#### Dataset

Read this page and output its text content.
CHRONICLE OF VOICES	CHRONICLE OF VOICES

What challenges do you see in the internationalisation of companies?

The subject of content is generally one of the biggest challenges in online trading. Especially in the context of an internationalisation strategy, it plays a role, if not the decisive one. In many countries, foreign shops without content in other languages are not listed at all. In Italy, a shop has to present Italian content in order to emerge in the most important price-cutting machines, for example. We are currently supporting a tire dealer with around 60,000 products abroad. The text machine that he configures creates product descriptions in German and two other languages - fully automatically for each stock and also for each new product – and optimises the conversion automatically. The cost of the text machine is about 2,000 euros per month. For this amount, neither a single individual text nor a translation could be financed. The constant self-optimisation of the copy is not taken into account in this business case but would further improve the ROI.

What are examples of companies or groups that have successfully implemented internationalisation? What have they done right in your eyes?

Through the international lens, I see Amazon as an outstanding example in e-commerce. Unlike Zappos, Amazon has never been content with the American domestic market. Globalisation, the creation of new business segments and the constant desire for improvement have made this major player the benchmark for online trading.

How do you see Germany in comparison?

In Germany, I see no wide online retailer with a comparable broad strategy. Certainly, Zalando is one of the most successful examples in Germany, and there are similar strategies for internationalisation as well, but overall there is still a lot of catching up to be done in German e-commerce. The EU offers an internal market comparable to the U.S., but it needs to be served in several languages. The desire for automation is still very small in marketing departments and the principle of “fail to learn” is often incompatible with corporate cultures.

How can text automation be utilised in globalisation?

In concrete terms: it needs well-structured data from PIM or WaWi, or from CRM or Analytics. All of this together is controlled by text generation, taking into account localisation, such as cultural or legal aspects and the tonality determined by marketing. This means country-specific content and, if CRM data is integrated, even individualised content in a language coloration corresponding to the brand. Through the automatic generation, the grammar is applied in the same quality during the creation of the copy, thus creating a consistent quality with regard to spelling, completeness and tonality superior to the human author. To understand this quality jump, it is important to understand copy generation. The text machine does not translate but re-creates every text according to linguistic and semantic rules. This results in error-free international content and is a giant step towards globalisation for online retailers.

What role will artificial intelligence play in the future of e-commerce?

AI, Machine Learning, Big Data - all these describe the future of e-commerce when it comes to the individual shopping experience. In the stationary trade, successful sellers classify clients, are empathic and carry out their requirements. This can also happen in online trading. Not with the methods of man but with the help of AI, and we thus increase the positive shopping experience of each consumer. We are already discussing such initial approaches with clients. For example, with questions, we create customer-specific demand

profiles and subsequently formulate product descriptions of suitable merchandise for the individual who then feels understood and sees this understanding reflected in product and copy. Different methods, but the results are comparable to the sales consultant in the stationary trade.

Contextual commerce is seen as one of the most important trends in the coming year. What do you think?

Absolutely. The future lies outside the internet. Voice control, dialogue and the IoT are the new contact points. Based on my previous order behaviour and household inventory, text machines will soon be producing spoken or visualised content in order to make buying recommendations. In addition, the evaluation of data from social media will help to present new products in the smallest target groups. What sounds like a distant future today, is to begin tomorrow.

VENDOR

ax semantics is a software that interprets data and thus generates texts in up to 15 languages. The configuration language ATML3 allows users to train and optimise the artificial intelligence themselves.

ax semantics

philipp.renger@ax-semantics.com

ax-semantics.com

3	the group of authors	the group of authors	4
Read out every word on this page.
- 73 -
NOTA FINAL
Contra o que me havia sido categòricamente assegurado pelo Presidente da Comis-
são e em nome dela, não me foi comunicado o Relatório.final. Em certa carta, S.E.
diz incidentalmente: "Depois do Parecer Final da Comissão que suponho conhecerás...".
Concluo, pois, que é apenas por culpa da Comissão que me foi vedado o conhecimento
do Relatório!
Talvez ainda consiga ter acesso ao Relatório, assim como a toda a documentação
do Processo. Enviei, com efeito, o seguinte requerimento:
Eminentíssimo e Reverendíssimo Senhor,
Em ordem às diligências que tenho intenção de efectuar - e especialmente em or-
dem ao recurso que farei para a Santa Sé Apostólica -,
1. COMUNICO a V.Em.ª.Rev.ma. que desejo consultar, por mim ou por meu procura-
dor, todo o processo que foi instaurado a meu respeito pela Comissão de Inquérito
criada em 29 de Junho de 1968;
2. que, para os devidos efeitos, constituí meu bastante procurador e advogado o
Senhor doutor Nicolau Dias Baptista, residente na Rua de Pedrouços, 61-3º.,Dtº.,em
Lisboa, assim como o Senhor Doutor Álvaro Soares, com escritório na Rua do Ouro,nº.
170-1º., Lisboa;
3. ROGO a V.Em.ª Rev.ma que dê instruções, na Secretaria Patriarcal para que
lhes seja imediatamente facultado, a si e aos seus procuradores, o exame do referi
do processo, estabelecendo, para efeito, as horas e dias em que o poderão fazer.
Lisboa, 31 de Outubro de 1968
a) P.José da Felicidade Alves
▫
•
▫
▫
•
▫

########

Copy every line that includes the string "Comissão" from the material above.

### [Response]
diz incidentalmente: "Depois do Parecer Final da Comissão que suponho conhecerás...".
Concluo, pois, que é apenas por culpa da Comissão que me foi vedado o conhecimento
dor, todo o processo que foi instaurado a meu respeito pela Comissão de Inquérito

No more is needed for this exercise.